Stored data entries
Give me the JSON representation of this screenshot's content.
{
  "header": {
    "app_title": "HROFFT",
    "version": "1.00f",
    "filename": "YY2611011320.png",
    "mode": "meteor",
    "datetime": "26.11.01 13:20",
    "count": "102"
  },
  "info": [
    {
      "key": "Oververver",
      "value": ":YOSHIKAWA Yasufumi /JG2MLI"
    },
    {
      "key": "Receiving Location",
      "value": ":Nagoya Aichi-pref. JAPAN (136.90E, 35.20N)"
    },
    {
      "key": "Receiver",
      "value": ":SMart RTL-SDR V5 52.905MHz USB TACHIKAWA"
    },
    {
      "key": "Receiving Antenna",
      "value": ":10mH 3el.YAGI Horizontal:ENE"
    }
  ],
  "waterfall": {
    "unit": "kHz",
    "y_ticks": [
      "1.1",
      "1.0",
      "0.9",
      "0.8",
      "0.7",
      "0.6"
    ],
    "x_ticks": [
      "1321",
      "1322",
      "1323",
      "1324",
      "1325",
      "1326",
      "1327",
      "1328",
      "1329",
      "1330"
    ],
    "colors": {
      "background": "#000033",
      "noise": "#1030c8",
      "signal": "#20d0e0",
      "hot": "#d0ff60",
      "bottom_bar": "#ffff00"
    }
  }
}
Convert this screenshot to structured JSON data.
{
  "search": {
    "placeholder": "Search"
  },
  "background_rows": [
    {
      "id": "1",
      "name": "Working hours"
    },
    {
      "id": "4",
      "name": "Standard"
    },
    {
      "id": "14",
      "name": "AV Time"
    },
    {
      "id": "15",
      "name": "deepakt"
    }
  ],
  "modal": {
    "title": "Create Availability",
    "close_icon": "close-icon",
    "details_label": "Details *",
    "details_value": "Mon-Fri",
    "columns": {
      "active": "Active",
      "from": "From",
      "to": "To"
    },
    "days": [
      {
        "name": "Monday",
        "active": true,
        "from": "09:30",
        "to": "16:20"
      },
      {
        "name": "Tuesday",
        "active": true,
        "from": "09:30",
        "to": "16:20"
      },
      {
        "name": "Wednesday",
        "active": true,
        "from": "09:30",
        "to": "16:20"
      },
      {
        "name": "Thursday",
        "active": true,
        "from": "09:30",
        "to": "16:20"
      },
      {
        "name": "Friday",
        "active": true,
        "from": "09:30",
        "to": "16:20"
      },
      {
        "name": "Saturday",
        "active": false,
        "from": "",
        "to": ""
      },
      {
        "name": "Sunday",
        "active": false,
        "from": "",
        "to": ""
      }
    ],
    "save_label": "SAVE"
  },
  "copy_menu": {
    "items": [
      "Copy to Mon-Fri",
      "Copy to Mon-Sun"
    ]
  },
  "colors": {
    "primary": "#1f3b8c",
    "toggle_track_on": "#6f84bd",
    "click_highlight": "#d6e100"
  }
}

§ **PROBLEM TO SOLVE**: From the line holding "Convert this screenshot" to the last line of the records, quote each line exactly and add nothing.

§ **RESULT**:
Convert this screenshot to structured JSON data.
{
  "search": {
    "placeholder": "Search"
  },
  "background_rows": [
    {
      "id": "1",
      "name": "Working hours"
    },
    {
      "id": "4",
      "name": "Standard"
    },
    {
      "id": "14",
      "name": "AV Time"
    },
    {
      "id": "15",
      "name": "deepakt"
    }
  ],
  "modal": {
    "title": "Create Availability",
    "close_icon": "close-icon",
    "details_label": "Details *",
    "details_value": "Mon-Fri",
    "columns": {
      "active": "Active",
      "from": "From",
      "to": "To"
    },
    "days": [
      {
        "name": "Monday",
        "active": true,
        "from": "09:30",
        "to": "16:20"
      },
      {
        "name": "Tuesday",
        "active": true,
        "from": "09:30",
        "to": "16:20"
      },
      {
        "name": "Wednesday",
        "active": true,
        "from": "09:30",
        "to": "16:20"
      },
      {
        "name": "Thursday",
        "active": true,
        "from": "09:30",
        "to": "16:20"
      },
      {
        "name": "Friday",
        "active": true,
        "from": "09:30",
        "to": "16:20"
      },
      {
        "name": "Saturday",
        "active": false,
        "from": "",
        "to": ""
      },
      {
        "name": "Sunday",
        "active": false,
        "from": "",
        "to": ""
      }
    ],
    "save_label": "SAVE"
  },
  "copy_menu": {
    "items": [
      "Copy to Mon-Fri",
      "Copy to Mon-Sun"
    ]
  },
  "colors": {
    "primary": "#1f3b8c",
    "toggle_track_on": "#6f84bd",
    "click_highlight": "#d6e100"
  }
}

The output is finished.